Lines of data:
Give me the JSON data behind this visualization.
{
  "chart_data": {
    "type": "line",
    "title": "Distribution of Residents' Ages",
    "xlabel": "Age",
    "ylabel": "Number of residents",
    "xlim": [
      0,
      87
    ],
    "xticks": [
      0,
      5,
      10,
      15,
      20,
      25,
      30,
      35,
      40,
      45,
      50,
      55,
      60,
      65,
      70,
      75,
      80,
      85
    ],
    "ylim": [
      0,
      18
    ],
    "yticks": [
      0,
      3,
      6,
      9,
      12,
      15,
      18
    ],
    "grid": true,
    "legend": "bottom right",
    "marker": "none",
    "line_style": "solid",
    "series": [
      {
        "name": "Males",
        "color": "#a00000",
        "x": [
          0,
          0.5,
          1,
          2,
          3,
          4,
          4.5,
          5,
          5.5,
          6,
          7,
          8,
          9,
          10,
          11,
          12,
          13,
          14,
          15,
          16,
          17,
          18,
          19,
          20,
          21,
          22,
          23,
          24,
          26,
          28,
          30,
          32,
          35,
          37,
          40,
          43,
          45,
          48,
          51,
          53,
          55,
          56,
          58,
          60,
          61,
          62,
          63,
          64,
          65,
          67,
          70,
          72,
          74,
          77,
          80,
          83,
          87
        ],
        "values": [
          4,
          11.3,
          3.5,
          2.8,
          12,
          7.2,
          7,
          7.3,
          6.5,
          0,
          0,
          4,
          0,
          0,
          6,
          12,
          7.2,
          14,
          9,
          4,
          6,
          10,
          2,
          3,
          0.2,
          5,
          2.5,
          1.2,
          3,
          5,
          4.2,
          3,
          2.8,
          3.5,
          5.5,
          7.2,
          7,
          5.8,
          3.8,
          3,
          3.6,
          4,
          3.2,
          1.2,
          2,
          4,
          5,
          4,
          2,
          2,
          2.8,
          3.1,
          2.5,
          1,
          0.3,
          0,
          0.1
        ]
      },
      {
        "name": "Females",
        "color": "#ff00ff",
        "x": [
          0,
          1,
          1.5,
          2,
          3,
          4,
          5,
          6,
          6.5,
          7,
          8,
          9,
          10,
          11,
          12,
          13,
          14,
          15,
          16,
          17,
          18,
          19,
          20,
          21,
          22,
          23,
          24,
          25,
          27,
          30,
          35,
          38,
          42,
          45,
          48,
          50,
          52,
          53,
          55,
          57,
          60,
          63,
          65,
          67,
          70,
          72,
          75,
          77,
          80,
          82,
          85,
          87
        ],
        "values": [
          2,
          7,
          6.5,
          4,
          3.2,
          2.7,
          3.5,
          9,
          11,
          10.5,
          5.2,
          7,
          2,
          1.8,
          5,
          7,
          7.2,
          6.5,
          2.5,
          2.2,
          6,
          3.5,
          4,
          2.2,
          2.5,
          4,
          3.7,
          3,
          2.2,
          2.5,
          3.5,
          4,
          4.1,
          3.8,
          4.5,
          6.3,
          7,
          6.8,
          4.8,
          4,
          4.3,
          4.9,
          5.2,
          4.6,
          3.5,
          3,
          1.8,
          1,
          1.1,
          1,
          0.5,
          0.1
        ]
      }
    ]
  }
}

* **Given request**:
Write out the whole listing again. Match it word for word.

* **Completed exercise**:
Give me the JSON data behind this visualization.
{
  "chart_data": {
    "type": "line",
    "title": "Distribution of Residents' Ages",
    "xlabel": "Age",
    "ylabel": "Number of residents",
    "xlim": [
      0,
      87
    ],
    "xticks": [
      0,
      5,
      10,
      15,
      20,
      25,
      30,
      35,
      40,
      45,
      50,
      55,
      60,
      65,
      70,
      75,
      80,
      85
    ],
    "ylim": [
      0,
      18
    ],
    "yticks": [
      0,
      3,
      6,
      9,
      12,
      15,
      18
    ],
    "grid": true,
    "legend": "bottom right",
    "marker": "none",
    "line_style": "solid",
    "series": [
      {
        "name": "Males",
        "color": "#a00000",
        "x": [
          0,
          0.5,
          1,
          2,
          3,
          4,
          4.5,
          5,
          5.5,
          6,
          7,
          8,
          9,
          10,
          11,
          12,
          13,
          14,
          15,
          16,
          17,
          18,
          19,
          20,
          21,
          22,
          23,
          24,
          26,
          28,
          30,
          32,
          35,
          37,
          40,
          43,
          45,
          48,
          51,
          53,
          55,
          56,
          58,
          60,
          61,
          62,
          63,
          64,
          65,
          67,
          70,
          72,
          74,
          77,
          80,
          83,
          87
        ],
        "values": [
          4,
          11.3,
          3.5,
          2.8,
          12,
          7.2,
          7,
          7.3,
          6.5,
          0,
          0,
          4,
          0,
          0,
          6,
          12,
          7.2,
          14,
          9,
          4,
          6,
          10,
          2,
          3,
          0.2,
          5,
          2.5,
          1.2,
          3,
          5,
          4.2,
          3,
          2.8,
          3.5,
          5.5,
          7.2,
          7,
          5.8,
          3.8,
          3,
          3.6,
          4,
          3.2,
          1.2,
          2,
          4,
          5,
          4,
          2,
          2,
          2.8,
          3.1,
          2.5,
          1,
          0.3,
          0,
          0.1
        ]
      },
      {
        "name": "Females",
        "color": "#ff00ff",
        "x": [
          0,
          1,
          1.5,
          2,
          3,
          4,
          5,
          6,
          6.5,
          7,
          8,
          9,
          10,
          11,
          12,
          13,
          14,
          15,
          16,
          17,
          18,
          19,
          20,
          21,
          22,
          23,
          24,
          25,
          27,
          30,
          35,
          38,
          42,
          45,
          48,
          50,
          52,
          53,
          55,
          57,
          60,
          63,
          65,
          67,
          70,
          72,
          75,
          77,
          80,
          82,
          85,
          87
        ],
        "values": [
          2,
          7,
          6.5,
          4,
          3.2,
          2.7,
          3.5,
          9,
          11,
          10.5,
          5.2,
          7,
          2,
          1.8,
          5,
          7,
          7.2,
          6.5,
          2.5,
          2.2,
          6,
          3.5,
          4,
          2.2,
          2.5,
          4,
          3.7,
          3,
          2.2,
          2.5,
          3.5,
          4,
          4.1,
          3.8,
          4.5,
          6.3,
          7,
          6.8,
          4.8,
          4,
          4.3,
          4.9,
          5.2,
          4.6,
          3.5,
          3,
          1.8,
          1,
          1.1,
          1,
          0.5,
          0.1
        ]
      }
    ]
  }
}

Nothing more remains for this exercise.